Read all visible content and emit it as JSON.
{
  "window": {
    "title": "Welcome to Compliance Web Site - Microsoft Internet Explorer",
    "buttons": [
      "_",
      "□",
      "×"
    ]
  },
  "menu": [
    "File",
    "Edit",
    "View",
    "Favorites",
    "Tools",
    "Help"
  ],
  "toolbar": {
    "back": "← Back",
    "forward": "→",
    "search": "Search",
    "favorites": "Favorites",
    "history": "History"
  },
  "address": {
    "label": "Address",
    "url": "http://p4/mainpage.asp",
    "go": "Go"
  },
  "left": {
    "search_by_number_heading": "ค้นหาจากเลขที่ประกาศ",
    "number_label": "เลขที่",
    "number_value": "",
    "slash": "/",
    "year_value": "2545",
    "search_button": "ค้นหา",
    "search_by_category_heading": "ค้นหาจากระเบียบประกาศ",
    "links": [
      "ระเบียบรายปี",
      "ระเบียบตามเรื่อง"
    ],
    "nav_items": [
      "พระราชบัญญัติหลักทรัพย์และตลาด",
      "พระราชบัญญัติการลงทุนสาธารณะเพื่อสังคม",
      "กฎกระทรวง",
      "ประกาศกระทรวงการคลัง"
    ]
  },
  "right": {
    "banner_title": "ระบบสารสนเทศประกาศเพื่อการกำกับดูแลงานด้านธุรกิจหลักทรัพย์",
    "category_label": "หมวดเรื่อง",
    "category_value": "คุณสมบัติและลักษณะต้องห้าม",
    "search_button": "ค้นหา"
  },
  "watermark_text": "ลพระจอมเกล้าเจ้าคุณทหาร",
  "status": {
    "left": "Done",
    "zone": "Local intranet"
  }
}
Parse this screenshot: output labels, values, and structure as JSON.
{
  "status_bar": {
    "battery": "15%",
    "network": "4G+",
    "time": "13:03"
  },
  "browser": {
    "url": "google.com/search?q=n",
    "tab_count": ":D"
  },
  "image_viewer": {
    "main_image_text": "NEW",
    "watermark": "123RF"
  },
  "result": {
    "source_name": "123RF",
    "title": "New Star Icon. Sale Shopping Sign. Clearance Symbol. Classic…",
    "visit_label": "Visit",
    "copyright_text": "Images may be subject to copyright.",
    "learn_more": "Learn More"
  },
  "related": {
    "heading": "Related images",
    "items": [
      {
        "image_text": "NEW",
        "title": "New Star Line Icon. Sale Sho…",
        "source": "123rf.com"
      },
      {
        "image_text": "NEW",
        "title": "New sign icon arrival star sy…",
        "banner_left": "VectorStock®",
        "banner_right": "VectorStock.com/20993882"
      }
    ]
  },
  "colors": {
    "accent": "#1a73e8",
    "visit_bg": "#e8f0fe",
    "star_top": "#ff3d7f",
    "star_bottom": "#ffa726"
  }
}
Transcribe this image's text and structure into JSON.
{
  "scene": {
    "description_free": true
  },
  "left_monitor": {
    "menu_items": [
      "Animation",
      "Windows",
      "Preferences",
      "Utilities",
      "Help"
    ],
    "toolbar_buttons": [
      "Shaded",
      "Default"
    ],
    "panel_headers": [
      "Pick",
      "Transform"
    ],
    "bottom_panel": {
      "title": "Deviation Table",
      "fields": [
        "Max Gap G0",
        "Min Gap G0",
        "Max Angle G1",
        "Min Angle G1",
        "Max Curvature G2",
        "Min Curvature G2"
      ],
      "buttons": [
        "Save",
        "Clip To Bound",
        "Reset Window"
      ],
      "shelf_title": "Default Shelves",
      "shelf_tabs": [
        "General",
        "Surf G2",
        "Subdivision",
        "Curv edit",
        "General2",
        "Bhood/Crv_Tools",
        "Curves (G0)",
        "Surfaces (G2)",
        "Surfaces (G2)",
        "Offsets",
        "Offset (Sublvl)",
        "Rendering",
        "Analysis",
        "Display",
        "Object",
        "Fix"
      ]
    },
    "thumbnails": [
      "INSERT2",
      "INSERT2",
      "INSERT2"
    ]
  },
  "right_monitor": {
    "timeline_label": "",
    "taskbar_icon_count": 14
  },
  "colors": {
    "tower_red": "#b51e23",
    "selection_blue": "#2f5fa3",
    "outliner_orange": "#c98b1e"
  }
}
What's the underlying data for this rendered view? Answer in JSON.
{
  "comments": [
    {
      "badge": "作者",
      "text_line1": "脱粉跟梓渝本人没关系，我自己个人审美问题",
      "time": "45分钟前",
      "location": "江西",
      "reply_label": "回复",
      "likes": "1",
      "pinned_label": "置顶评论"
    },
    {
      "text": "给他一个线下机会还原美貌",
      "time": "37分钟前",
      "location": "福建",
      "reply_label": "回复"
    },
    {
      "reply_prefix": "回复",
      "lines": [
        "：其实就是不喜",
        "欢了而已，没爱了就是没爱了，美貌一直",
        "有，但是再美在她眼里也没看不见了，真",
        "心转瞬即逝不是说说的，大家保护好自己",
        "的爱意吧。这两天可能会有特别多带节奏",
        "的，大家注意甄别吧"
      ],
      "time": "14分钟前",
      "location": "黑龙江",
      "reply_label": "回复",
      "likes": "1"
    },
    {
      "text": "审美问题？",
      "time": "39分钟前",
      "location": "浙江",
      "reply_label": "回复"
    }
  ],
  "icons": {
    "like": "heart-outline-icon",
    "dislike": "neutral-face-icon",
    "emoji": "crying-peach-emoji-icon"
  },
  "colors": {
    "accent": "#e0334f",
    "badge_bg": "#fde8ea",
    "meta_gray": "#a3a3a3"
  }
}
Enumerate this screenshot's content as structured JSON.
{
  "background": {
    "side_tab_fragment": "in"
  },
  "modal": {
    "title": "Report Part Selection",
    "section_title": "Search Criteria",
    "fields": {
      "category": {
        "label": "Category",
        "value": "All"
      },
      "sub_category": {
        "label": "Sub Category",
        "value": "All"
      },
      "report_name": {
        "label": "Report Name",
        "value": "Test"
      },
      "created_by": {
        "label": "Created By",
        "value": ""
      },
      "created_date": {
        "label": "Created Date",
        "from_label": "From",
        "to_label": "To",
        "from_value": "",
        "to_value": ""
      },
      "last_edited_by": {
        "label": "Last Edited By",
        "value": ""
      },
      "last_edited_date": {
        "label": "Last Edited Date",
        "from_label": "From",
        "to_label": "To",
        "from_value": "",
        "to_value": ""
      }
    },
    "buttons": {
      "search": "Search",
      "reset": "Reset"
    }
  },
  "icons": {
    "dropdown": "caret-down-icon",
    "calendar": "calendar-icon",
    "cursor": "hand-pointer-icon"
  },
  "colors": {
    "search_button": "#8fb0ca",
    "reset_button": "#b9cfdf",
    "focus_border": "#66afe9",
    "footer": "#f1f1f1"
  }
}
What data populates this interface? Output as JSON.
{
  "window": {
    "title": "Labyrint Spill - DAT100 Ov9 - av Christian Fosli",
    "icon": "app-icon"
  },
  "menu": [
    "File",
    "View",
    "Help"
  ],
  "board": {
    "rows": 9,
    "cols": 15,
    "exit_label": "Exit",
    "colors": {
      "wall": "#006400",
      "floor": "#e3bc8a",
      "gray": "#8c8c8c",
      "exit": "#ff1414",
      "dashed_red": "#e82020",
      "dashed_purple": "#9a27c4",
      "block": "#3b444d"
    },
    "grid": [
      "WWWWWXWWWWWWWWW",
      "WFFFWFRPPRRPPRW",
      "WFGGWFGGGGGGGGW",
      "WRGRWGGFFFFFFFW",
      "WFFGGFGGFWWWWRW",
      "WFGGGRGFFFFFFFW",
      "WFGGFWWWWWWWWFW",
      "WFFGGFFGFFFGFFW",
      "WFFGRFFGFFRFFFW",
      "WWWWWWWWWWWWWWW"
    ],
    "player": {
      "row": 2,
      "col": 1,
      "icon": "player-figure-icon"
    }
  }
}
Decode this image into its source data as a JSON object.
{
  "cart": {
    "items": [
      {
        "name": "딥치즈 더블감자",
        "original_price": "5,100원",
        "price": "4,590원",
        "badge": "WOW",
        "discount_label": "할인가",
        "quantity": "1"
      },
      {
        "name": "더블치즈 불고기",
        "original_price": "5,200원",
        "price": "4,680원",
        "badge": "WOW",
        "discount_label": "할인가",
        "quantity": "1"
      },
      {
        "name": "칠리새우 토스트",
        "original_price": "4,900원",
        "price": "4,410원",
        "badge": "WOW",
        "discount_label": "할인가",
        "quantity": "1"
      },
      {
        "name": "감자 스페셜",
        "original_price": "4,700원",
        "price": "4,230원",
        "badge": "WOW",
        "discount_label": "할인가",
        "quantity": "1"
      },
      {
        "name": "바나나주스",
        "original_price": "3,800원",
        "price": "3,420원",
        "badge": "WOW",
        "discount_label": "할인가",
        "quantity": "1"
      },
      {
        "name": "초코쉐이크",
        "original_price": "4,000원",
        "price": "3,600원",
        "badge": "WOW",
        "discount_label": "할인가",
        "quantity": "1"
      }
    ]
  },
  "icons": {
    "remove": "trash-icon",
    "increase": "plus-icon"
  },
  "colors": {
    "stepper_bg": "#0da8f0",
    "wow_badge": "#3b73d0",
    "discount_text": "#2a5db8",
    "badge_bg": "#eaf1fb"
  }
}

-=-=-

§ **Task to complete**: Write out the lines above, starting at the line that contains "Decode this image" and ending with the final line, and nothing else; copy them exactly.

§ **Result for this task**:
Decode this image into its source data as a JSON object.
{
  "cart": {
    "items": [
      {
        "name": "딥치즈 더블감자",
        "original_price": "5,100원",
        "price": "4,590원",
        "badge": "WOW",
        "discount_label": "할인가",
        "quantity": "1"
      },
      {
        "name": "더블치즈 불고기",
        "original_price": "5,200원",
        "price": "4,680원",
        "badge": "WOW",
        "discount_label": "할인가",
        "quantity": "1"
      },
      {
        "name": "칠리새우 토스트",
        "original_price": "4,900원",
        "price": "4,410원",
        "badge": "WOW",
        "discount_label": "할인가",
        "quantity": "1"
      },
      {
        "name": "감자 스페셜",
        "original_price": "4,700원",
        "price": "4,230원",
        "badge": "WOW",
        "discount_label": "할인가",
        "quantity": "1"
      },
      {
        "name": "바나나주스",
        "original_price": "3,800원",
        "price": "3,420원",
        "badge": "WOW",
        "discount_label": "할인가",
        "quantity": "1"
      },
      {
        "name": "초코쉐이크",
        "original_price": "4,000원",
        "price": "3,600원",
        "badge": "WOW",
        "discount_label": "할인가",
        "quantity": "1"
      }
    ]
  },
  "icons": {
    "remove": "trash-icon",
    "increase": "plus-icon"
  },
  "colors": {
    "stepper_bg": "#0da8f0",
    "wow_badge": "#3b73d0",
    "discount_text": "#2a5db8",
    "badge_bg": "#eaf1fb"
  }
}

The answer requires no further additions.